* TASK DIRECTIONS
Write out the records below once more, exactly as they stand.
[BEGIN INPUT FOR THIS TASK]
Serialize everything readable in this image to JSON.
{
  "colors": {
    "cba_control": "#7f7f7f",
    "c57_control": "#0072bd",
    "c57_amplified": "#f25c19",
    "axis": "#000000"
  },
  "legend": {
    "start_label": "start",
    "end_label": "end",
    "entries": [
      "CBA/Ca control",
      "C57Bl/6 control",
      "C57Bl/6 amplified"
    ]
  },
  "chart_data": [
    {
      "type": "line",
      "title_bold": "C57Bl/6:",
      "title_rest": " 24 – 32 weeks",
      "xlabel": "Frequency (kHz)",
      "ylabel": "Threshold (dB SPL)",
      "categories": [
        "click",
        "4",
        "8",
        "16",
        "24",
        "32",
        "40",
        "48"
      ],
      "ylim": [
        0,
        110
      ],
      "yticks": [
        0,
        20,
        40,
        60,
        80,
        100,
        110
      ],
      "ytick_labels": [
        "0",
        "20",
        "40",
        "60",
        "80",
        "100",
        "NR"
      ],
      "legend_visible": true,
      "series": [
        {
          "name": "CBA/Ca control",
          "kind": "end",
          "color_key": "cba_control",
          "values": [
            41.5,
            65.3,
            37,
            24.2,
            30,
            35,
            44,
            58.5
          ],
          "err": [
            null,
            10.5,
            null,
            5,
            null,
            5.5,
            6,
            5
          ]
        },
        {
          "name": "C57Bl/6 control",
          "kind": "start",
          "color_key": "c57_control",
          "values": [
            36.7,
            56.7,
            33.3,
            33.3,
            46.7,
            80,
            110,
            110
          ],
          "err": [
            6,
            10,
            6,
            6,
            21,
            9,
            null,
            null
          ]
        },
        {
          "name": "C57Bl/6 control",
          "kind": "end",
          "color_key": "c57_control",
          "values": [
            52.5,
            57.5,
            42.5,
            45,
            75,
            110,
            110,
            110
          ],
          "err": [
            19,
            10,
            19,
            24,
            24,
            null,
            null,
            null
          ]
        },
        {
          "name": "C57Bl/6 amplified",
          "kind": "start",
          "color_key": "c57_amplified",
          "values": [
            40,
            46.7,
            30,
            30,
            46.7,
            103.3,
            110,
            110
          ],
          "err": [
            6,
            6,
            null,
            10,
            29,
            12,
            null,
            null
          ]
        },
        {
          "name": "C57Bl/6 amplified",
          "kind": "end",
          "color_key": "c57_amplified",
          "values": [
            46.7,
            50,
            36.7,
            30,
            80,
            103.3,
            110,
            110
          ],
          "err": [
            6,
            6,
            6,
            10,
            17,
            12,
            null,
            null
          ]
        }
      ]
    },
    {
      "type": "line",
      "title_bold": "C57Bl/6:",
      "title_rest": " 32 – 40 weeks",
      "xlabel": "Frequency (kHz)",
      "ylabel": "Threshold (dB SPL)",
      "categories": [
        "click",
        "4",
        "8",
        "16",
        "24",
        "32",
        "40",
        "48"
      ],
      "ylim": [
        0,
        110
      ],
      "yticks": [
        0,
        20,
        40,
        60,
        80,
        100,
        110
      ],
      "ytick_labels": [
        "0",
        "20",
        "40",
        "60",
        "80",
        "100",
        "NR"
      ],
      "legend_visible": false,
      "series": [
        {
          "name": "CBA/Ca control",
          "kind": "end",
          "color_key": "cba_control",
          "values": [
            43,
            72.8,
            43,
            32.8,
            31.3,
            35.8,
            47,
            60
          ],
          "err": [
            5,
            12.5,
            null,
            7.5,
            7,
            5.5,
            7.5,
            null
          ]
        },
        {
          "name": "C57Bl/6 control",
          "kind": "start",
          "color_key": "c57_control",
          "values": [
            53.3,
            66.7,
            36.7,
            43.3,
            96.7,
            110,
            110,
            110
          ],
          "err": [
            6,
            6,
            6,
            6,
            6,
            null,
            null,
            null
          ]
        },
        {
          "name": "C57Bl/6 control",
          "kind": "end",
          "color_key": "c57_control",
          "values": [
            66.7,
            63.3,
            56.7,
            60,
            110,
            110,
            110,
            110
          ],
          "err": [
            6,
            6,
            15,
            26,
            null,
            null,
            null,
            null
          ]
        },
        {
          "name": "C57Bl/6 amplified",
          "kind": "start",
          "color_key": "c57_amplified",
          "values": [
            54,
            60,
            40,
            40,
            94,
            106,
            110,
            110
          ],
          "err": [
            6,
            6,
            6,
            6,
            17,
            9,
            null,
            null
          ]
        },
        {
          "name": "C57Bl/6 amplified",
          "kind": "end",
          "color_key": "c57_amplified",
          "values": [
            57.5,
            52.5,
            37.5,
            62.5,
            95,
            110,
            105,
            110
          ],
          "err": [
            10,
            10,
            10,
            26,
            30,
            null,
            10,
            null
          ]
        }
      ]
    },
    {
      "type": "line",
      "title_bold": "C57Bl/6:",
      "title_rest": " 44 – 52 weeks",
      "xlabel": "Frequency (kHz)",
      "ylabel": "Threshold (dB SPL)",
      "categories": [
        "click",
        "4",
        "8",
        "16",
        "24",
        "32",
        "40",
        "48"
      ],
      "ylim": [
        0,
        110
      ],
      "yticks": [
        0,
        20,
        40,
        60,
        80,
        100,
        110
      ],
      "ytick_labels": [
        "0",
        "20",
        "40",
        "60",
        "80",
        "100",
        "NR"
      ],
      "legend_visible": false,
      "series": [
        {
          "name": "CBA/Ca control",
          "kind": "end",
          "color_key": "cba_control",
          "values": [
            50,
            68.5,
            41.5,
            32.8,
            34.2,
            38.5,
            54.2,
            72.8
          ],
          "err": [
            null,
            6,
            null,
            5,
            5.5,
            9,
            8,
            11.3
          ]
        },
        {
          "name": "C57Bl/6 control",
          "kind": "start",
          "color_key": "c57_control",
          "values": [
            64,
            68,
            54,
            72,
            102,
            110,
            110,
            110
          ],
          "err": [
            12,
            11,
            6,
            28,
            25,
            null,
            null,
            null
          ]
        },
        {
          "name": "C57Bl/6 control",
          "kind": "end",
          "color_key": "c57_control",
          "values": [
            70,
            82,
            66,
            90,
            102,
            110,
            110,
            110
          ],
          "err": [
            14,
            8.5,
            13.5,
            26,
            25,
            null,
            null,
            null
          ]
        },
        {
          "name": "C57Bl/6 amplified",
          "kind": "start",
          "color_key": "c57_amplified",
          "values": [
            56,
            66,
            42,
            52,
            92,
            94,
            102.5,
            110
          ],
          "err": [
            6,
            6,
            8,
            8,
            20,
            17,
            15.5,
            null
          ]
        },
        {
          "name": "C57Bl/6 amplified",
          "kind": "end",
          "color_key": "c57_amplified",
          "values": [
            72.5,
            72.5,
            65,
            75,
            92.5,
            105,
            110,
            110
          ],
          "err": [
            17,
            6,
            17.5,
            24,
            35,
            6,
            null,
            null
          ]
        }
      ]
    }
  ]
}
[END INPUT FOR THIS TASK]
* EXPECTED ANSWER
Serialize everything readable in this image to JSON.
{
  "colors": {
    "cba_control": "#7f7f7f",
    "c57_control": "#0072bd",
    "c57_amplified": "#f25c19",
    "axis": "#000000"
  },
  "legend": {
    "start_label": "start",
    "end_label": "end",
    "entries": [
      "CBA/Ca control",
      "C57Bl/6 control",
      "C57Bl/6 amplified"
    ]
  },
  "chart_data": [
    {
      "type": "line",
      "title_bold": "C57Bl/6:",
      "title_rest": " 24 – 32 weeks",
      "xlabel": "Frequency (kHz)",
      "ylabel": "Threshold (dB SPL)",
      "categories": [
        "click",
        "4",
        "8",
        "16",
        "24",
        "32",
        "40",
        "48"
      ],
      "ylim": [
        0,
        110
      ],
      "yticks": [
        0,
        20,
        40,
        60,
        80,
        100,
        110
      ],
      "ytick_labels": [
        "0",
        "20",
        "40",
        "60",
        "80",
        "100",
        "NR"
      ],
      "legend_visible": true,
      "series": [
        {
          "name": "CBA/Ca control",
          "kind": "end",
          "color_key": "cba_control",
          "values": [
            41.5,
            65.3,
            37,
            24.2,
            30,
            35,
            44,
            58.5
          ],
          "err": [
            null,
            10.5,
            null,
            5,
            null,
            5.5,
            6,
            5
          ]
        },
        {
          "name": "C57Bl/6 control",
          "kind": "start",
          "color_key": "c57_control",
          "values": [
            36.7,
            56.7,
            33.3,
            33.3,
            46.7,
            80,
            110,
            110
          ],
          "err": [
            6,
            10,
            6,
            6,
            21,
            9,
            null,
            null
          ]
        },
        {
          "name": "C57Bl/6 control",
          "kind": "end",
          "color_key": "c57_control",
          "values": [
            52.5,
            57.5,
            42.5,
            45,
            75,
            110,
            110,
            110
          ],
          "err": [
            19,
            10,
            19,
            24,
            24,
            null,
            null,
            null
          ]
        },
        {
          "name": "C57Bl/6 amplified",
          "kind": "start",
          "color_key": "c57_amplified",
          "values": [
            40,
            46.7,
            30,
            30,
            46.7,
            103.3,
            110,
            110
          ],
          "err": [
            6,
            6,
            null,
            10,
            29,
            12,
            null,
            null
          ]
        },
        {
          "name": "C57Bl/6 amplified",
          "kind": "end",
          "color_key": "c57_amplified",
          "values": [
            46.7,
            50,
            36.7,
            30,
            80,
            103.3,
            110,
            110
          ],
          "err": [
            6,
            6,
            6,
            10,
            17,
            12,
            null,
            null
          ]
        }
      ]
    },
    {
      "type": "line",
      "title_bold": "C57Bl/6:",
      "title_rest": " 32 – 40 weeks",
      "xlabel": "Frequency (kHz)",
      "ylabel": "Threshold (dB SPL)",
      "categories": [
        "click",
        "4",
        "8",
        "16",
        "24",
        "32",
        "40",
        "48"
      ],
      "ylim": [
        0,
        110
      ],
      "yticks": [
        0,
        20,
        40,
        60,
        80,
        100,
        110
      ],
      "ytick_labels": [
        "0",
        "20",
        "40",
        "60",
        "80",
        "100",
        "NR"
      ],
      "legend_visible": false,
      "series": [
        {
          "name": "CBA/Ca control",
          "kind": "end",
          "color_key": "cba_control",
          "values": [
            43,
            72.8,
            43,
            32.8,
            31.3,
            35.8,
            47,
            60
          ],
          "err": [
            5,
            12.5,
            null,
            7.5,
            7,
            5.5,
            7.5,
            null
          ]
        },
        {
          "name": "C57Bl/6 control",
          "kind": "start",
          "color_key": "c57_control",
          "values": [
            53.3,
            66.7,
            36.7,
            43.3,
            96.7,
            110,
            110,
            110
          ],
          "err": [
            6,
            6,
            6,
            6,
            6,
            null,
            null,
            null
          ]
        },
        {
          "name": "C57Bl/6 control",
          "kind": "end",
          "color_key": "c57_control",
          "values": [
            66.7,
            63.3,
            56.7,
            60,
            110,
            110,
            110,
            110
          ],
          "err": [
            6,
            6,
            15,
            26,
            null,
            null,
            null,
            null
          ]
        },
        {
          "name": "C57Bl/6 amplified",
          "kind": "start",
          "color_key": "c57_amplified",
          "values": [
            54,
            60,
            40,
            40,
            94,
            106,
            110,
            110
          ],
          "err": [
            6,
            6,
            6,
            6,
            17,
            9,
            null,
            null
          ]
        },
        {
          "name": "C57Bl/6 amplified",
          "kind": "end",
          "color_key": "c57_amplified",
          "values": [
            57.5,
            52.5,
            37.5,
            62.5,
            95,
            110,
            105,
            110
          ],
          "err": [
            10,
            10,
            10,
            26,
            30,
            null,
            10,
            null
          ]
        }
      ]
    },
    {
      "type": "line",
      "title_bold": "C57Bl/6:",
      "title_rest": " 44 – 52 weeks",
      "xlabel": "Frequency (kHz)",
      "ylabel": "Threshold (dB SPL)",
      "categories": [
        "click",
        "4",
        "8",
        "16",
        "24",
        "32",
        "40",
        "48"
      ],
      "ylim": [
        0,
        110
      ],
      "yticks": [
        0,
        20,
        40,
        60,
        80,
        100,
        110
      ],
      "ytick_labels": [
        "0",
        "20",
        "40",
        "60",
        "80",
        "100",
        "NR"
      ],
      "legend_visible": false,
      "series": [
        {
          "name": "CBA/Ca control",
          "kind": "end",
          "color_key": "cba_control",
          "values": [
            50,
            68.5,
            41.5,
            32.8,
            34.2,
            38.5,
            54.2,
            72.8
          ],
          "err": [
            null,
            6,
            null,
            5,
            5.5,
            9,
            8,
            11.3
          ]
        },
        {
          "name": "C57Bl/6 control",
          "kind": "start",
          "color_key": "c57_control",
          "values": [
            64,
            68,
            54,
            72,
            102,
            110,
            110,
            110
          ],
          "err": [
            12,
            11,
            6,
            28,
            25,
            null,
            null,
            null
          ]
        },
        {
          "name": "C57Bl/6 control",
          "kind": "end",
          "color_key": "c57_control",
          "values": [
            70,
            82,
            66,
            90,
            102,
            110,
            110,
            110
          ],
          "err": [
            14,
            8.5,
            13.5,
            26,
            25,
            null,
            null,
            null
          ]
        },
        {
          "name": "C57Bl/6 amplified",
          "kind": "start",
          "color_key": "c57_amplified",
          "values": [
            56,
            66,
            42,
            52,
            92,
            94,
            102.5,
            110
          ],
          "err": [
            6,
            6,
            8,
            8,
            20,
            17,
            15.5,
            null
          ]
        },
        {
          "name": "C57Bl/6 amplified",
          "kind": "end",
          "color_key": "c57_amplified",
          "values": [
            72.5,
            72.5,
            65,
            75,
            92.5,
            105,
            110,
            110
          ],
          "err": [
            17,
            6,
            17.5,
            24,
            35,
            6,
            null,
            null
          ]
        }
      ]
    }
  ]
}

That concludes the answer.